● Task: Using the material below, work out how many lines contain the word "BAMBINI". Reply with the number and nothing more.
[START Supplied entries]
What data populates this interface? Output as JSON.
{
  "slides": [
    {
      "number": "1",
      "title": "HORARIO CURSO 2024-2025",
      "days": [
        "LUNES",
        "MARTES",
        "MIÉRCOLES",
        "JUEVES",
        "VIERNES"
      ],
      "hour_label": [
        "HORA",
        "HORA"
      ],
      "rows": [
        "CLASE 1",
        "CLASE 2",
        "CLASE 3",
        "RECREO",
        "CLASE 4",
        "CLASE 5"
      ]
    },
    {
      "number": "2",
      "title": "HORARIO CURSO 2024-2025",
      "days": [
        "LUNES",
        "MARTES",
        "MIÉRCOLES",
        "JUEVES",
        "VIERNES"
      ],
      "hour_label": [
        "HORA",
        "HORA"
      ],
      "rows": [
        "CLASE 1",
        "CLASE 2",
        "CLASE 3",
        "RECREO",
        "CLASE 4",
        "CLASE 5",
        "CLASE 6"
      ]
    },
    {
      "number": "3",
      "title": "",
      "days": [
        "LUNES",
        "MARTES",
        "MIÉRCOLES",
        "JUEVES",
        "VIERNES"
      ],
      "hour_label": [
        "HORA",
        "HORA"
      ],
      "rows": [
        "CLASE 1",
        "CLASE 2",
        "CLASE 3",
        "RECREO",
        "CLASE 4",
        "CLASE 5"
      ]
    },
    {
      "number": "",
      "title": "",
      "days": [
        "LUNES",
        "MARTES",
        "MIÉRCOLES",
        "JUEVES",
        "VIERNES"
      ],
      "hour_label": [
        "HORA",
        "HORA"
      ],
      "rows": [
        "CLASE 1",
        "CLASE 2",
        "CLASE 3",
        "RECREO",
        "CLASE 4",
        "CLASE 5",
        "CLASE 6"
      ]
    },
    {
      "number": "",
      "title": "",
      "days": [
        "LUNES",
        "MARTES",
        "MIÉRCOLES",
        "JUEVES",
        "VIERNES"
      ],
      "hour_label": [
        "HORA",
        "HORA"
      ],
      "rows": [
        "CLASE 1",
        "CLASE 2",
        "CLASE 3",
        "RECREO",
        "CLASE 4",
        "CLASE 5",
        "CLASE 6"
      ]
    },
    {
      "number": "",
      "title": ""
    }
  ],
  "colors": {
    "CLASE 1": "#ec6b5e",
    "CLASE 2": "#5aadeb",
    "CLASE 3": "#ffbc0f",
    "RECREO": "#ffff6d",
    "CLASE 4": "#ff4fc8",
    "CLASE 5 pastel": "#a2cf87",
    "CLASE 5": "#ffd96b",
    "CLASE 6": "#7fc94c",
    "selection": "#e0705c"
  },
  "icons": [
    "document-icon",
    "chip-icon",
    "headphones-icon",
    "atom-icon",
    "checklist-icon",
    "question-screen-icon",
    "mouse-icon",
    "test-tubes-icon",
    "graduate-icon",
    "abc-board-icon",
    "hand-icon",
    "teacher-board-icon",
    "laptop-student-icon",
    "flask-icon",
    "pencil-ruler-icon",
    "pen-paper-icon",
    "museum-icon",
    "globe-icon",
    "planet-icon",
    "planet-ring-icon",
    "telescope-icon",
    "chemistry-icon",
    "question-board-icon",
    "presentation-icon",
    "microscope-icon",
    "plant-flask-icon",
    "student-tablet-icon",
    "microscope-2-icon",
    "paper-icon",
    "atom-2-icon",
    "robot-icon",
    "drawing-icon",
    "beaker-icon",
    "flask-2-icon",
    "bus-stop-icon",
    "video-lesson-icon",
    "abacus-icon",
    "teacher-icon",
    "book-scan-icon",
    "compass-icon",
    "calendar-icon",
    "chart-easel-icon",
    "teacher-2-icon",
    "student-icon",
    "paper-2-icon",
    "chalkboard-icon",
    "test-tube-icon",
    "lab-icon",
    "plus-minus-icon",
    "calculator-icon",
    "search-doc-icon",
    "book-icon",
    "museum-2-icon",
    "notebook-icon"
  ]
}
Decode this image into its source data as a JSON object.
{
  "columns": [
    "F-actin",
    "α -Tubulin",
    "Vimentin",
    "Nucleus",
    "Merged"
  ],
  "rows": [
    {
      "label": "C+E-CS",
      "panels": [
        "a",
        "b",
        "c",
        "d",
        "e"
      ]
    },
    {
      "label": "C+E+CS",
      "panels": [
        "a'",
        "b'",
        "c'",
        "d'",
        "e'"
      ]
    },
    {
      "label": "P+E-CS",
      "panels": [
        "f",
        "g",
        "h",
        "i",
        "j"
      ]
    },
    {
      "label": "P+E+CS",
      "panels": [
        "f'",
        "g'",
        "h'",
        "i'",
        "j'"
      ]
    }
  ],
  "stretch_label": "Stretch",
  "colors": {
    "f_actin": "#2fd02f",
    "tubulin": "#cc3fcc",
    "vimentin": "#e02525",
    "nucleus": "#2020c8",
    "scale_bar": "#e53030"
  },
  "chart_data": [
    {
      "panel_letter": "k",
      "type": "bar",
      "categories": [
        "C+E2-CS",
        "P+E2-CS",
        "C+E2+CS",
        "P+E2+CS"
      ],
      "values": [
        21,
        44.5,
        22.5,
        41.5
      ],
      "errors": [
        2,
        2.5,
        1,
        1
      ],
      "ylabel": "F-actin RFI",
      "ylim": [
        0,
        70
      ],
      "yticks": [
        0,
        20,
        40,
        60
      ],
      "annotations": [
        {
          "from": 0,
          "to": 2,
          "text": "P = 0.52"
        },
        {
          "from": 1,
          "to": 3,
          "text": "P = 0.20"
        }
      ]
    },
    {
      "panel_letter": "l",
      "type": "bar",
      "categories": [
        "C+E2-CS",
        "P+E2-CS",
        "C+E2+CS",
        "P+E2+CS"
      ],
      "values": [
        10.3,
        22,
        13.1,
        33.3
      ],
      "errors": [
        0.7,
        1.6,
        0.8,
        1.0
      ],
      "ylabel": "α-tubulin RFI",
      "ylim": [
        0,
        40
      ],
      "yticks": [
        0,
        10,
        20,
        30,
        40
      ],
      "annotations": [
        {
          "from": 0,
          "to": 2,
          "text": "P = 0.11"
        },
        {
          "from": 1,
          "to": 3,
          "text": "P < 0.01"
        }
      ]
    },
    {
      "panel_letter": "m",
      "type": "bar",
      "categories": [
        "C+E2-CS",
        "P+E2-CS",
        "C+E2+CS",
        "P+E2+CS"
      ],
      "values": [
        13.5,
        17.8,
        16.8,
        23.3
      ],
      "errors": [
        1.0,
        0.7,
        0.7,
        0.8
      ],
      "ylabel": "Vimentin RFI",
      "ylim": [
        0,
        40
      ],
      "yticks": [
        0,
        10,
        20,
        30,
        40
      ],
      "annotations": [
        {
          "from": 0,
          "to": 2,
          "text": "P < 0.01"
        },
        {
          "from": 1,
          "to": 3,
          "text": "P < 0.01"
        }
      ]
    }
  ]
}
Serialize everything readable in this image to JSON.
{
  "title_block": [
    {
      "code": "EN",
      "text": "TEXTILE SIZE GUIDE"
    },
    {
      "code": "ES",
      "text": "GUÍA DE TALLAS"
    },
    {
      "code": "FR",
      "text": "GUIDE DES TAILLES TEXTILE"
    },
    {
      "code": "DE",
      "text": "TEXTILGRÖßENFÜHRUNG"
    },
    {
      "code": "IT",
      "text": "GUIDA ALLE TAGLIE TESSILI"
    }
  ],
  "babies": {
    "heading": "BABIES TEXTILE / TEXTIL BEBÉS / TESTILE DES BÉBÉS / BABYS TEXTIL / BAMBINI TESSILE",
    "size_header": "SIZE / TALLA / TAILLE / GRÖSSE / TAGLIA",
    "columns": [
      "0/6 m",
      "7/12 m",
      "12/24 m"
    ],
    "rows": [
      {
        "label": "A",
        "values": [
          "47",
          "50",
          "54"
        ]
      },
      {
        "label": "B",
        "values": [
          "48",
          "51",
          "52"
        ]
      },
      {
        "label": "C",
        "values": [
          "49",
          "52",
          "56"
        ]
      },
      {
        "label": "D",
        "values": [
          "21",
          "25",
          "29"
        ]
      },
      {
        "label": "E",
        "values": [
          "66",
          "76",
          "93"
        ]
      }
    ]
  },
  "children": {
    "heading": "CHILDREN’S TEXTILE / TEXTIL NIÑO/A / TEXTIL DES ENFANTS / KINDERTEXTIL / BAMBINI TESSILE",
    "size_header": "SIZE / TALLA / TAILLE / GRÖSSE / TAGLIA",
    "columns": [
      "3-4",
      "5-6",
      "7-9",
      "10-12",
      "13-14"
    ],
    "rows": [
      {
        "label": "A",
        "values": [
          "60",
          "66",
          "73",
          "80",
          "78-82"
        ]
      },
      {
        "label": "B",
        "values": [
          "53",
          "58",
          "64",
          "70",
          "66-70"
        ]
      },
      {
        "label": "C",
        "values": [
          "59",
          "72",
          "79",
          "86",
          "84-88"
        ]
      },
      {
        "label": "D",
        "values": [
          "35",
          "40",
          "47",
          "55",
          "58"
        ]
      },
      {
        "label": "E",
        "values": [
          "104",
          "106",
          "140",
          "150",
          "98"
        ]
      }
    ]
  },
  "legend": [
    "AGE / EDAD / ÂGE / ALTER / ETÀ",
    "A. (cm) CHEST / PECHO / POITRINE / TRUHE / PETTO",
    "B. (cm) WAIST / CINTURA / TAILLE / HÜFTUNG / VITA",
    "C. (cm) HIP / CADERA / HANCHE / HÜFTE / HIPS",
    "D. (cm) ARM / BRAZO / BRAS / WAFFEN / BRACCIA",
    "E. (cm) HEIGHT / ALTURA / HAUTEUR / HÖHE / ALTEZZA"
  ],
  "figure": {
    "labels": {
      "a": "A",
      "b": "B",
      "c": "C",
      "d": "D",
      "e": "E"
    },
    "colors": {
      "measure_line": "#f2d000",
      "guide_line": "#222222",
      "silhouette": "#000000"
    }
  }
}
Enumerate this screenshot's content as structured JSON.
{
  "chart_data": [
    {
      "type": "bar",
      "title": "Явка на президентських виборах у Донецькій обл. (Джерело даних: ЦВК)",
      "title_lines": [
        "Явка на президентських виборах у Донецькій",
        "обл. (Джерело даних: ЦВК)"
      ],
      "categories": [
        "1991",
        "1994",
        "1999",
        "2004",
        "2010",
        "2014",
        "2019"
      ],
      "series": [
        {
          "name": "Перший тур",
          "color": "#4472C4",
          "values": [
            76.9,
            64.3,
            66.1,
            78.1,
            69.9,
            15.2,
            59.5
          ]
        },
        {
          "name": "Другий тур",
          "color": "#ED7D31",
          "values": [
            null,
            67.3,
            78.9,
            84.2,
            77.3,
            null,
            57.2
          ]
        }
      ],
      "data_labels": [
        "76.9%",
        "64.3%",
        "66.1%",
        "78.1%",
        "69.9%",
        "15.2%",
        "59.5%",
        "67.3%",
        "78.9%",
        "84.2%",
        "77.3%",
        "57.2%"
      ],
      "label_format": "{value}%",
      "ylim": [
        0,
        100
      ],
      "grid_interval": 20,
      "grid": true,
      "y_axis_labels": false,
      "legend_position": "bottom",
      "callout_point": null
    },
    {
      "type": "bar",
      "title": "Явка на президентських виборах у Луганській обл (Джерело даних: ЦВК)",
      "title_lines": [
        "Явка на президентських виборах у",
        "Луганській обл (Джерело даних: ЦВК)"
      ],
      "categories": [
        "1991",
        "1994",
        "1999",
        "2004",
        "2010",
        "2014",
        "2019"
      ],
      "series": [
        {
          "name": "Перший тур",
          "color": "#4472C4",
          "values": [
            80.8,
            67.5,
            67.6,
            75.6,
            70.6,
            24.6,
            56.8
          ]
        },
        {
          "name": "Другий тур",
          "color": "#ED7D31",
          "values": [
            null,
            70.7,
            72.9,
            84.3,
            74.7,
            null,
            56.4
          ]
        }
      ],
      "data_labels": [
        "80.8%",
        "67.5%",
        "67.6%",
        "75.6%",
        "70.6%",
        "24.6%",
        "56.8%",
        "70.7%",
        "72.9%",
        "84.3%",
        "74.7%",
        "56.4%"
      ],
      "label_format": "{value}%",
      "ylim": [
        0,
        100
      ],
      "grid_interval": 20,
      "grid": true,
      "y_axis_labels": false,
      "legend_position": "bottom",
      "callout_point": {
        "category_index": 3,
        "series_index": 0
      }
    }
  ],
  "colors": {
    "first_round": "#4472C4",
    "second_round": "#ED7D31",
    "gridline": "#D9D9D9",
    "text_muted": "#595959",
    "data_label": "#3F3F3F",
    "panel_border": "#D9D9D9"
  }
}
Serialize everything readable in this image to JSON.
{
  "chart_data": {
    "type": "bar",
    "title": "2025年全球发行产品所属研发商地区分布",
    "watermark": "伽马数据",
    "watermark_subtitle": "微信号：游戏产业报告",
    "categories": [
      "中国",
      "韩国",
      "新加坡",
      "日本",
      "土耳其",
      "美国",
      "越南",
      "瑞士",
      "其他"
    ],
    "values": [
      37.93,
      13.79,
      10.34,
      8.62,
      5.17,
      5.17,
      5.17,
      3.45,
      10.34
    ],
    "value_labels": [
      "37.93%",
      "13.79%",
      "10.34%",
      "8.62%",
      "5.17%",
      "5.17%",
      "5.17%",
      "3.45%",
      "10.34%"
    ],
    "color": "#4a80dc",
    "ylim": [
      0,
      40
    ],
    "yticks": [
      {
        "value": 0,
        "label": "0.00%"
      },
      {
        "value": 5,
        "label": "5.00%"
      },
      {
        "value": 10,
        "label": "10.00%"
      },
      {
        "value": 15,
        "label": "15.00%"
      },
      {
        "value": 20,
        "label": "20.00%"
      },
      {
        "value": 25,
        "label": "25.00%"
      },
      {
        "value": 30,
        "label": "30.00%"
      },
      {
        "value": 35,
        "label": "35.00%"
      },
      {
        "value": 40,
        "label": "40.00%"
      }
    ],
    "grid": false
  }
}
[END Supplied entries]
● Expected answer: 2